• **PROBLEM REQUIREMENTS**
Every line that contains the word "BITE" should be copied.

• **EXERCISE INPUT**
------------------------------

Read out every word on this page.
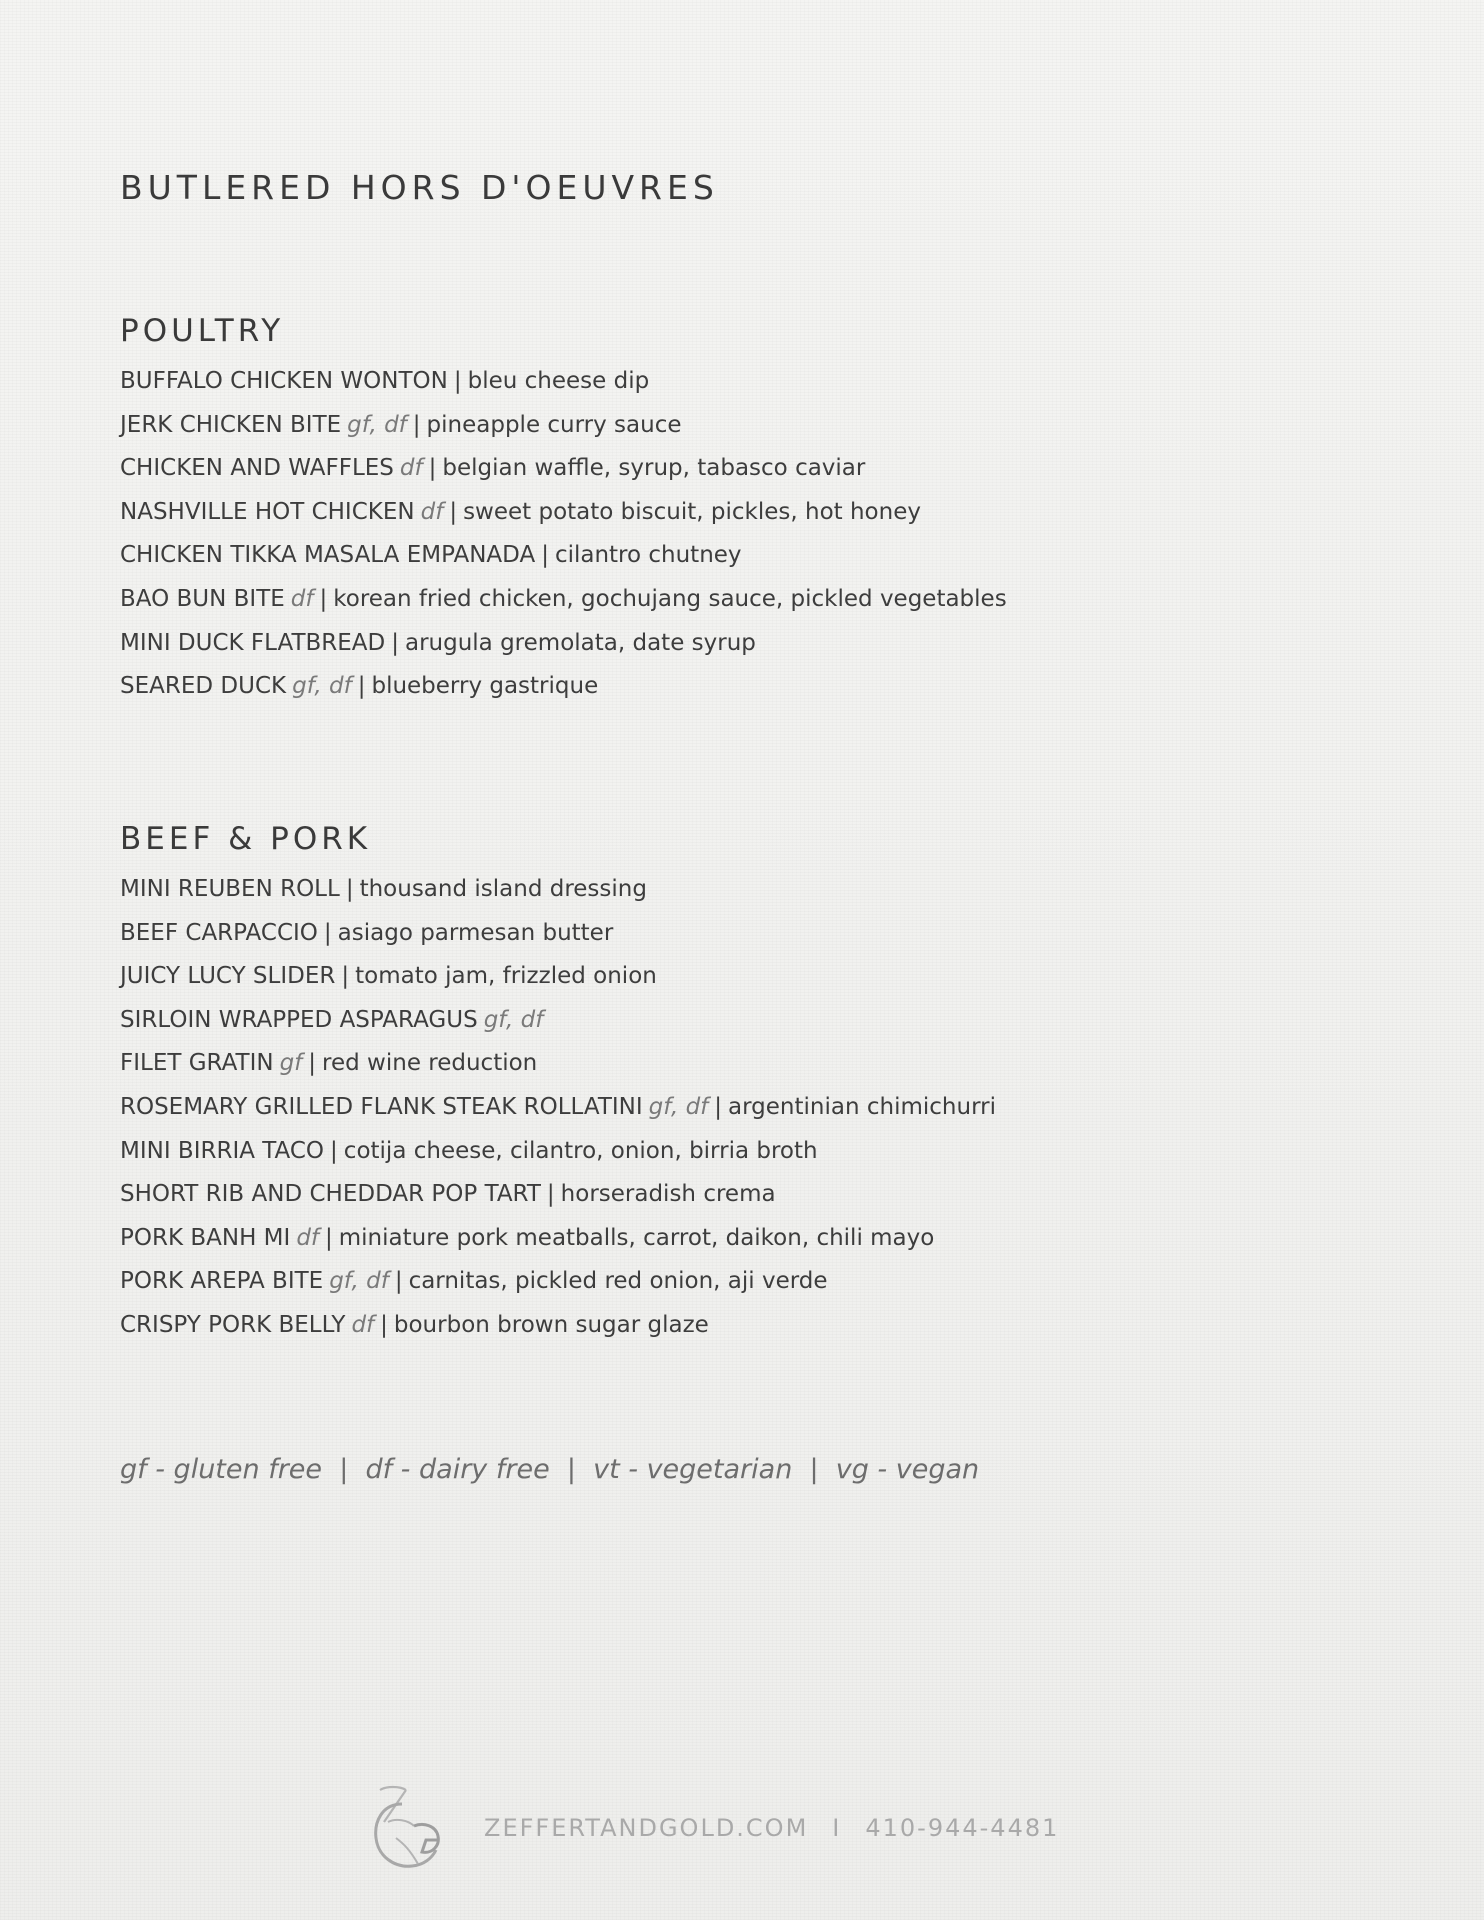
BUTLERED HORS D'OEUVRES
POULTRY
BUFFALO CHICKEN WONTON | bleu cheese dip
JERK CHICKEN BITE gf, df | pineapple curry sauce
CHICKEN AND WAFFLES df | belgian waffle, syrup, tabasco caviar
NASHVILLE HOT CHICKEN df | sweet potato biscuit, pickles, hot honey
CHICKEN TIKKA MASALA EMPANADA | cilantro chutney
BAO BUN BITE df | korean fried chicken, gochujang sauce, pickled vegetables
MINI DUCK FLATBREAD | arugula gremolata, date syrup
SEARED DUCK gf, df | blueberry gastrique
BEEF & PORK
MINI REUBEN ROLL | thousand island dressing
BEEF CARPACCIO | asiago parmesan butter
JUICY LUCY SLIDER | tomato jam, frizzled onion
SIRLOIN WRAPPED ASPARAGUS gf, df
FILET GRATIN gf | red wine reduction
ROSEMARY GRILLED FLANK STEAK ROLLATINI gf, df | argentinian chimichurri
MINI BIRRIA TACO | cotija cheese, cilantro, onion, birria broth
SHORT RIB AND CHEDDAR POP TART | horseradish crema
PORK BANH MI df | miniature pork meatballs, carrot, daikon, chili mayo
PORK AREPA BITE gf, df | carnitas, pickled red onion, aji verde
CRISPY PORK BELLY df | bourbon brown sugar glaze
gf - gluten free  |  df - dairy free  |  vt - vegetarian  |  vg - vegan
ZEFFERTANDGOLD.COM I 410-944-4481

------------------------------

• **EXPECTED ANSWER**
JERK CHICKEN BITE gf, df | pineapple curry sauce
BAO BUN BITE df | korean fried chicken, gochujang sauce, pickled vegetables
PORK AREPA BITE gf, df | carnitas, pickled red onion, aji verde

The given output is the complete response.